# Oreos vs. Chips Ahoy: Which do you prefer?



## GOBLIN73 (Feb 22, 2011)

Definately Oreos  They dunk so much better then Chips Ahoy


----------



## TaMMa89 (Apr 12, 2008)

We don't have just similar brands but when looking at the picture, those Oreos look very identical with our Dominos and Ahoys identical with lot of chocolate chips cookies over here so I guess my opinion is even semi-validate :wink:.

I'd prefer Oreos. Sweeter is better, and for me cookies like Oreos seem to taste sweeter.


----------



## mbender (Jul 22, 2009)

Definitely, OREOS!! Double stuff preferably! Oh yeah. Twist eat one 1/2 with out the cream and scrape the other one clean and eat the other cookie. Aw jiminie crickets,,, now I want some double stuffs! Thanks, thanks a lot!! Forget fitting in that bathing suit! Oh well, swimming or oreos?? Hmmmm guess?
_Posted via Mobile Device_


----------



## equiniphile (Aug 16, 2009)

Never been much of an 'Ahoy fan, but double stuff oreos dipped in milk....mm mm that's heaven right there!

★ ★ ★ ★ ★

### EXERCISE TASKS
- a) Answer these from the Oreos vs. Chips Ahoy thread:
(i) What does GOBLIN73 say Oreos do better than Chips Ahoy?
(ii) Which local brand does TaMMa89 say looks very identical to Oreos?
(iii) According to equiniphile, what are double stuff Oreos dipped in?
- b) Update everything from "I'd prefer Oreos." down to "oreos?? Hmmmm guess?" in the Oreos vs. Chips Ahoy thread, putting "filling" in place of "cream".

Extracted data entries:
★ ★ ★ ★ ★

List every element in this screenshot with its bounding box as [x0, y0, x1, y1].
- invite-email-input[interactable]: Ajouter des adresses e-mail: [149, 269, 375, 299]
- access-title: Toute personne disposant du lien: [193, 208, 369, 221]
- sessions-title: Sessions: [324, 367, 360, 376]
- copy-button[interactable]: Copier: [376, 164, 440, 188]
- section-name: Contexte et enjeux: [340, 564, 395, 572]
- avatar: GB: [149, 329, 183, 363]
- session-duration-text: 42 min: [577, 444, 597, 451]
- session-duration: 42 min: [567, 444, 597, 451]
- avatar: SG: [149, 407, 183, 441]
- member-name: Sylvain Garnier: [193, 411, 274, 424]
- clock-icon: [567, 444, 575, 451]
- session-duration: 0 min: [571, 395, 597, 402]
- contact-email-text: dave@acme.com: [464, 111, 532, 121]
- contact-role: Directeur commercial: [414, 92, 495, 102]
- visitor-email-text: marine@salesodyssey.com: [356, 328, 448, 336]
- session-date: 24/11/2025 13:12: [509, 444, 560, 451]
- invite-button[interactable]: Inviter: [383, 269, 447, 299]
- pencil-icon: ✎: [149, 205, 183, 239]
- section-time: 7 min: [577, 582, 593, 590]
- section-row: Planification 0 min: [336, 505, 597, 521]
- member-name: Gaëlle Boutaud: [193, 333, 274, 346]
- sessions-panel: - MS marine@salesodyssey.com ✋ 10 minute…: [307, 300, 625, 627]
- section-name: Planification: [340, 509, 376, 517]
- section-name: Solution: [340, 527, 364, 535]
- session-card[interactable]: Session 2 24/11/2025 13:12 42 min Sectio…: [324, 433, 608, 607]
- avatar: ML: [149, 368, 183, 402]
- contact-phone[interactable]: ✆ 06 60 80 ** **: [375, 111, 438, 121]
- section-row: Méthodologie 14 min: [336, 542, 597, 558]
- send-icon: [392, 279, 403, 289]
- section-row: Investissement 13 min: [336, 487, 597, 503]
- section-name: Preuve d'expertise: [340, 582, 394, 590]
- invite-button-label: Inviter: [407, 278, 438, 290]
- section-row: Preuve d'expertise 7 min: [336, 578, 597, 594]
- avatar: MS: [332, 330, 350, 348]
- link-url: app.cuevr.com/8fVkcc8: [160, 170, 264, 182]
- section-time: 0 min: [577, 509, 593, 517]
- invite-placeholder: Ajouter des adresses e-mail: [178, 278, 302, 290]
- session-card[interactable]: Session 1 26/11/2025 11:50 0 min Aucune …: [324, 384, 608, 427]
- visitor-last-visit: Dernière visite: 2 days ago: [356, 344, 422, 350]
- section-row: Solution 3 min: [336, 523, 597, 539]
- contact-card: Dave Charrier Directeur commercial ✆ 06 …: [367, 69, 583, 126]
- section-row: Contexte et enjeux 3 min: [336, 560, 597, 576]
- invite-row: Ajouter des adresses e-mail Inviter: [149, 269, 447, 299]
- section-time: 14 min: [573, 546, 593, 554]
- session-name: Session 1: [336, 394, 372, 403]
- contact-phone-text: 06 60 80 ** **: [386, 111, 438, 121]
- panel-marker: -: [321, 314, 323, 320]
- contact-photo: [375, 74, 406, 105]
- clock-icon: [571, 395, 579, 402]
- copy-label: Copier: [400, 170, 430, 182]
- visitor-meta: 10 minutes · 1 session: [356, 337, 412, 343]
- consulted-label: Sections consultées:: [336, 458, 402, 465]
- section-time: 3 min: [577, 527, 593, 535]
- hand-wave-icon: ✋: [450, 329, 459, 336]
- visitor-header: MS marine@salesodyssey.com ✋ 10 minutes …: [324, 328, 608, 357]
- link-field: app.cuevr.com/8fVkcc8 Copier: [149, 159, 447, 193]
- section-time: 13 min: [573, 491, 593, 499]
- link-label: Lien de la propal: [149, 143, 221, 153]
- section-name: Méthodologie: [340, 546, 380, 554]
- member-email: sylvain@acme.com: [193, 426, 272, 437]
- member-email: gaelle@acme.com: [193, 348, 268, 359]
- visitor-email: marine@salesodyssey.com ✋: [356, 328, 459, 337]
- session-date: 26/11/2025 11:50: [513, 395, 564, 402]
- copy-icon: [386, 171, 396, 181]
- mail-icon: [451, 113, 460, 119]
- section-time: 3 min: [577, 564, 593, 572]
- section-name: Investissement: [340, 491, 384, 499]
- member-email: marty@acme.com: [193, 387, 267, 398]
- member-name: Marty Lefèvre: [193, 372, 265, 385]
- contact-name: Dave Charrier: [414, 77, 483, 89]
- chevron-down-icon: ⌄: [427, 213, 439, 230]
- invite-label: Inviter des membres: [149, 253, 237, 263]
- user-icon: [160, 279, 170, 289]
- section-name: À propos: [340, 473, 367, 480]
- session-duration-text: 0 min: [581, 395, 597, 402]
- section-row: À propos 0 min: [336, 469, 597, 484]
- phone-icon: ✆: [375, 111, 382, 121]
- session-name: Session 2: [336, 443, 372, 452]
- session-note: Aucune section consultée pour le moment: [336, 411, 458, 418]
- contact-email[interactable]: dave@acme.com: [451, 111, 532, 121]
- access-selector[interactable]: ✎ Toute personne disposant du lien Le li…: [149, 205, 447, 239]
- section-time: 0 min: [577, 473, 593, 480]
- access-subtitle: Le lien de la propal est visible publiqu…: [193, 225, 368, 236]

★ ★ ★ ★ ★

### SOLUTIONS TO EACH TASK
- a)
(i) They dunk better.
(ii) Dominos.
(iii) Milk.

- b)
I'd prefer Oreos. Sweeter is better, and for me cookies like Oreos seem to taste sweeter.


----------



## mbender (Jul 22, 2009)

Definitely, OREOS!! Double stuff preferably! Oh yeah. Twist eat one 1/2 with out the filling and scrape the other one clean and eat the other cookie. Aw jiminie crickets,,, now I want some double stuffs! Thanks, thanks a lot!! Forget fitting in that bathing suit! Oh well, swimming or oreos?? Hmmmm guess?